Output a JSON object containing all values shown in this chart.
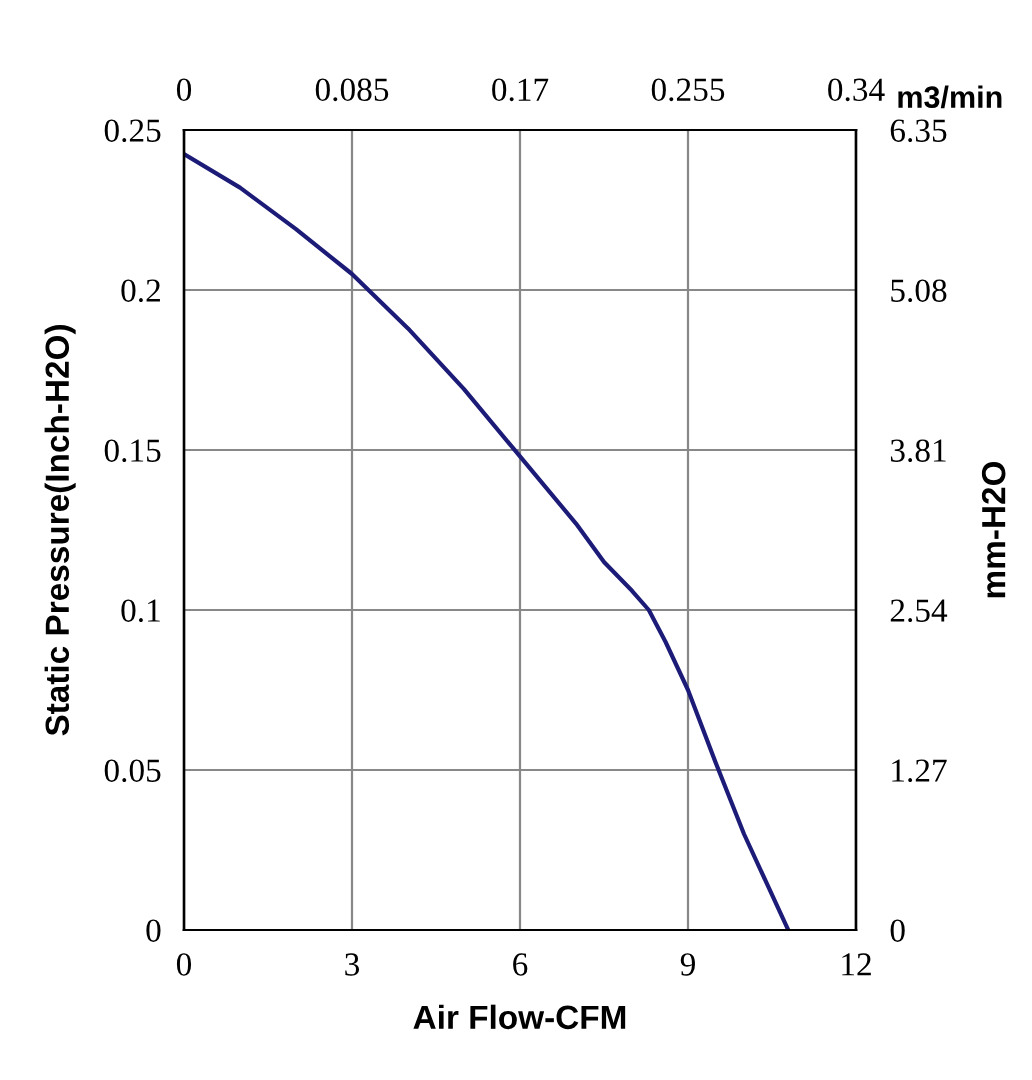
{
  "chart_data": {
    "type": "line",
    "xlabel": "Air Flow-CFM",
    "ylabel": "Static Pressure(Inch-H2O)",
    "y2label": "mm-H2O",
    "x2label": "m3/min",
    "xlim": [
      0,
      12
    ],
    "xticks": [
      0,
      3,
      6,
      9,
      12
    ],
    "ylim": [
      0,
      0.25
    ],
    "yticks": [
      0,
      0.05,
      0.1,
      0.15,
      0.2,
      0.25
    ],
    "x2lim": [
      0,
      0.34
    ],
    "x2ticks": [
      0,
      0.085,
      0.17,
      0.255,
      0.34
    ],
    "y2lim": [
      0,
      6.35
    ],
    "y2ticks": [
      0,
      1.27,
      2.54,
      3.81,
      5.08,
      6.35
    ],
    "grid": true,
    "legend": false,
    "marker": "none",
    "line_style": "solid",
    "series": [
      {
        "color": "#1c1c78",
        "x": [
          0,
          1,
          2,
          3,
          4,
          5,
          6,
          7,
          7.5,
          8,
          8.3,
          8.6,
          9,
          9.5,
          10,
          10.79
        ],
        "values": [
          0.2425,
          0.232,
          0.219,
          0.205,
          0.188,
          0.169,
          0.148,
          0.127,
          0.115,
          0.106,
          0.1,
          0.09,
          0.075,
          0.052,
          0.03,
          0
        ]
      }
    ]
  }
}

------

Task to carry out:
Filter the entries down to the lines with the word "values" in them.

Result of this exercise:
Output a JSON object containing all values shown in this chart.
        "values": [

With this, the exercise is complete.